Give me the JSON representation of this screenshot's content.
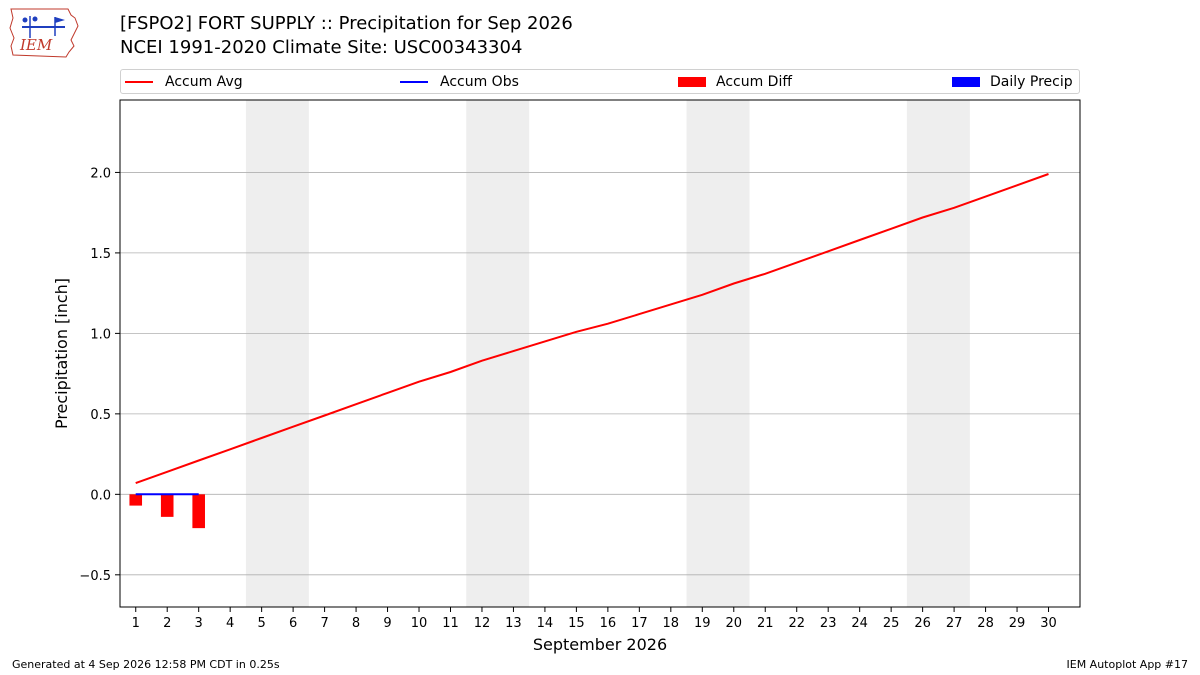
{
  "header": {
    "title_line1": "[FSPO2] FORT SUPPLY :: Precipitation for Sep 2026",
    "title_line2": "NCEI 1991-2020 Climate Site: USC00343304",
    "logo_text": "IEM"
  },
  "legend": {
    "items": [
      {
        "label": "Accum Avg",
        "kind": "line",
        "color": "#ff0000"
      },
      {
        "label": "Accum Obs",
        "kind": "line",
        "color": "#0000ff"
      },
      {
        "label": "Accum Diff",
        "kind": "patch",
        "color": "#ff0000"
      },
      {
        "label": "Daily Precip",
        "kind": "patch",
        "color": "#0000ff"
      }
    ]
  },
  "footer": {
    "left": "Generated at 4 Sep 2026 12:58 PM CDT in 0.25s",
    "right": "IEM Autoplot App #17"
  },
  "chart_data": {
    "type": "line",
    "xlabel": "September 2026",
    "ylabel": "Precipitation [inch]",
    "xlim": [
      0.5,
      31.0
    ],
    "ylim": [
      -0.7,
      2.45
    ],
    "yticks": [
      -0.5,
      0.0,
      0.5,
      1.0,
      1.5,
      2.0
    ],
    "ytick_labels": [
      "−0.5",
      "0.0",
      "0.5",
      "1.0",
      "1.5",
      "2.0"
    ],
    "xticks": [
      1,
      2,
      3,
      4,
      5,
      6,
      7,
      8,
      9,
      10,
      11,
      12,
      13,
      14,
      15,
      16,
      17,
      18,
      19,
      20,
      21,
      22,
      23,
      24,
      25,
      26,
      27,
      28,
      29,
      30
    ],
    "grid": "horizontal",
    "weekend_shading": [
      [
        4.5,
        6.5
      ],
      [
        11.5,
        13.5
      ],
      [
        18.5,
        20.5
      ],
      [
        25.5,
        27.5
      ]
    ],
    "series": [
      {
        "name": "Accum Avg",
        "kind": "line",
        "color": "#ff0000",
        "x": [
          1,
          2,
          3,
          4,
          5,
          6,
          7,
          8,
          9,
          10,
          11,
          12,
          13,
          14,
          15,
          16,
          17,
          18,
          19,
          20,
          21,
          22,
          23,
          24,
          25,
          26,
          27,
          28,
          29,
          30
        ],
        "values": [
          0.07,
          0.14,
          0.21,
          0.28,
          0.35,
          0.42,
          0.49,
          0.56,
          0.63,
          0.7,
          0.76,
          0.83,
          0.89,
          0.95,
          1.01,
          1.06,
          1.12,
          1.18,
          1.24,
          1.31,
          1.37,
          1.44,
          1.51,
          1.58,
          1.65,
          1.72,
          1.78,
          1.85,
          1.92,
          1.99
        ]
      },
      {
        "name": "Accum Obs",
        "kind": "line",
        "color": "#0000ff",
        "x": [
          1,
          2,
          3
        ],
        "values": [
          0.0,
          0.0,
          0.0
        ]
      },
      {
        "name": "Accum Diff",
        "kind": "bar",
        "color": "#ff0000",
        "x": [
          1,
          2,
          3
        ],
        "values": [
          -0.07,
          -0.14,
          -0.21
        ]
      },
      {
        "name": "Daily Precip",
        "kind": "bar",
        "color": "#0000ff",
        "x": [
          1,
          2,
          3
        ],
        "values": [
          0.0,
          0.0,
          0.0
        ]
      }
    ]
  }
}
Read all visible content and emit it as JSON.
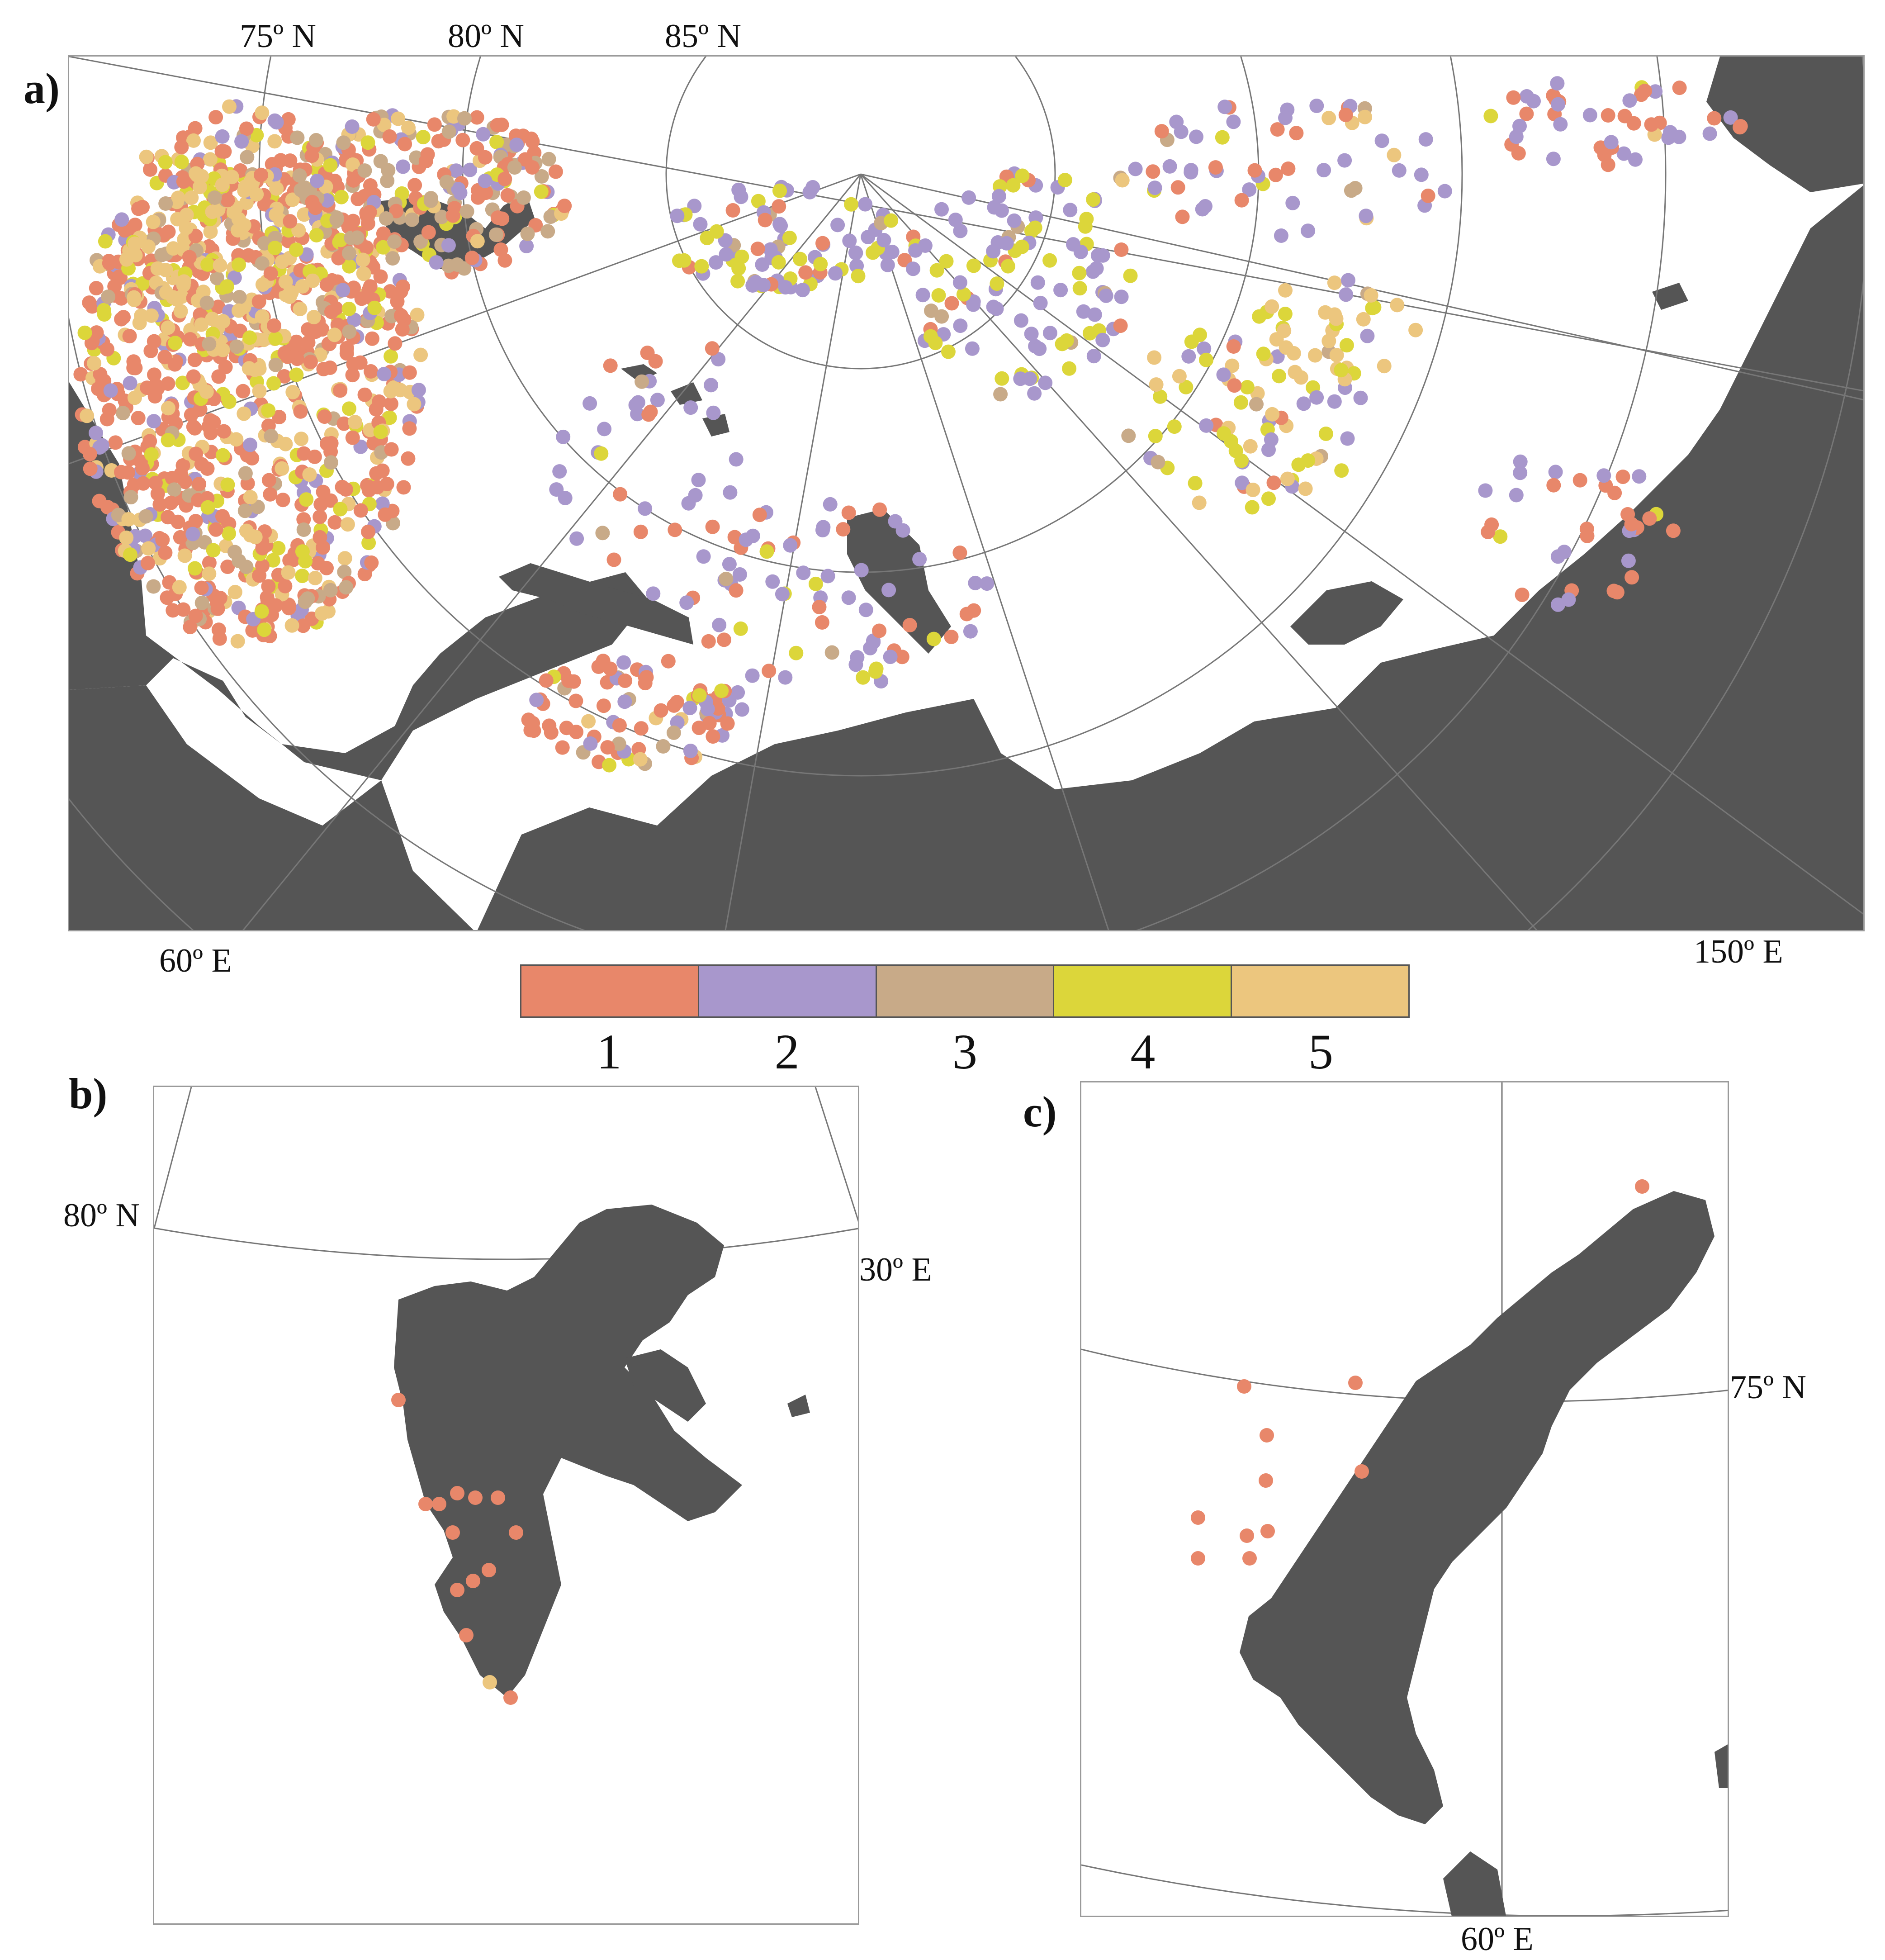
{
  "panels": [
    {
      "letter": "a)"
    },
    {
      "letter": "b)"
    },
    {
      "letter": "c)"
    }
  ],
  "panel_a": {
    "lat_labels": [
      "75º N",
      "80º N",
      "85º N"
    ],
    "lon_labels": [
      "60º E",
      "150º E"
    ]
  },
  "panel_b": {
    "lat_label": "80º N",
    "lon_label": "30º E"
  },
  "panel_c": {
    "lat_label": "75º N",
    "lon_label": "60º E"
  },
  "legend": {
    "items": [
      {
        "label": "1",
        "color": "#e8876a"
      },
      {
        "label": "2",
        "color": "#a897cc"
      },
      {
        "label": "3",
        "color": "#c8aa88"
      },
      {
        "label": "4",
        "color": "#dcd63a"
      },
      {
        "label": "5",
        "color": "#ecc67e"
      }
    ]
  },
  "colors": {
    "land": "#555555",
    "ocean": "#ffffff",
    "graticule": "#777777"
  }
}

++++++

= Problem =
Reproduce every record word for word. The copy must contain no pictures.

= Output =
Give me the JSON representation of this screenshot's content.
{
  "header": {
    "title_line1": "[FSPO2] FORT SUPPLY :: Precipitation for Sep 2026",
    "title_line2": "NCEI 1991-2020 Climate Site: USC00343304",
    "logo_text": "IEM"
  },
  "legend": {
    "items": [
      {
        "label": "Accum Avg",
        "kind": "line",
        "color": "#ff0000"
      },
      {
        "label": "Accum Obs",
        "kind": "line",
        "color": "#0000ff"
      },
      {
        "label": "Accum Diff",
        "kind": "patch",
        "color": "#ff0000"
      },
      {
        "label": "Daily Precip",
        "kind": "patch",
        "color": "#0000ff"
      }
    ]
  },
  "footer": {
    "left": "Generated at 4 Sep 2026 12:58 PM CDT in 0.25s",
    "right": "IEM Autoplot App #17"
  },
  "chart_data": {
    "type": "line",
    "xlabel": "September 2026",
    "ylabel": "Precipitation [inch]",
    "xlim": [
      0.5,
      31.0
    ],
    "ylim": [
      -0.7,
      2.45
    ],
    "yticks": [
      -0.5,
      0.0,
      0.5,
      1.0,
      1.5,
      2.0
    ],
    "ytick_labels": [
      "−0.5",
      "0.0",
      "0.5",
      "1.0",
      "1.5",
      "2.0"
    ],
    "xticks": [
      1,
      2,
      3,
      4,
      5,
      6,
      7,
      8,
      9,
      10,
      11,
      12,
      13,
      14,
      15,
      16,
      17,
      18,
      19,
      20,
      21,
      22,
      23,
      24,
      25,
      26,
      27,
      28,
      29,
      30
    ],
    "grid": "horizontal",
    "weekend_shading": [
      [
        4.5,
        6.5
      ],
      [
        11.5,
        13.5
      ],
      [
        18.5,
        20.5
      ],
      [
        25.5,
        27.5
      ]
    ],
    "series": [
      {
        "name": "Accum Avg",
        "kind": "line",
        "color": "#ff0000",
        "x": [
          1,
          2,
          3,
          4,
          5,
          6,
          7,
          8,
          9,
          10,
          11,
          12,
          13,
          14,
          15,
          16,
          17,
          18,
          19,
          20,
          21,
          22,
          23,
          24,
          25,
          26,
          27,
          28,
          29,
          30
        ],
        "values": [
          0.07,
          0.14,
          0.21,
          0.28,
          0.35,
          0.42,
          0.49,
          0.56,
          0.63,
          0.7,
          0.76,
          0.83,
          0.89,
          0.95,
          1.01,
          1.06,
          1.12,
          1.18,
          1.24,
          1.31,
          1.37,
          1.44,
          1.51,
          1.58,
          1.65,
          1.72,
          1.78,
          1.85,
          1.92,
          1.99
        ]
      },
      {
        "name": "Accum Obs",
        "kind": "line",
        "color": "#0000ff",
        "x": [
          1,
          2,
          3
        ],
        "values": [
          0.0,
          0.0,
          0.0
        ]
      },
      {
        "name": "Accum Diff",
        "kind": "bar",
        "color": "#ff0000",
        "x": [
          1,
          2,
          3
        ],
        "values": [
          -0.07,
          -0.14,
          -0.21
        ]
      },
      {
        "name": "Daily Precip",
        "kind": "bar",
        "color": "#0000ff",
        "x": [
          1,
          2,
          3
        ],
        "values": [
          0.0,
          0.0,
          0.0
        ]
      }
    ]
  }
}
Read all visible content and emit it as JSON.
{
  "panels": [
    {
      "letter": "a)"
    },
    {
      "letter": "b)"
    },
    {
      "letter": "c)"
    }
  ],
  "panel_a": {
    "lat_labels": [
      "75º N",
      "80º N",
      "85º N"
    ],
    "lon_labels": [
      "60º E",
      "150º E"
    ]
  },
  "panel_b": {
    "lat_label": "80º N",
    "lon_label": "30º E"
  },
  "panel_c": {
    "lat_label": "75º N",
    "lon_label": "60º E"
  },
  "legend": {
    "items": [
      {
        "label": "1",
        "color": "#e8876a"
      },
      {
        "label": "2",
        "color": "#a897cc"
      },
      {
        "label": "3",
        "color": "#c8aa88"
      },
      {
        "label": "4",
        "color": "#dcd63a"
      },
      {
        "label": "5",
        "color": "#ecc67e"
      }
    ]
  },
  "colors": {
    "land": "#555555",
    "ocean": "#ffffff",
    "graticule": "#777777"
  }
}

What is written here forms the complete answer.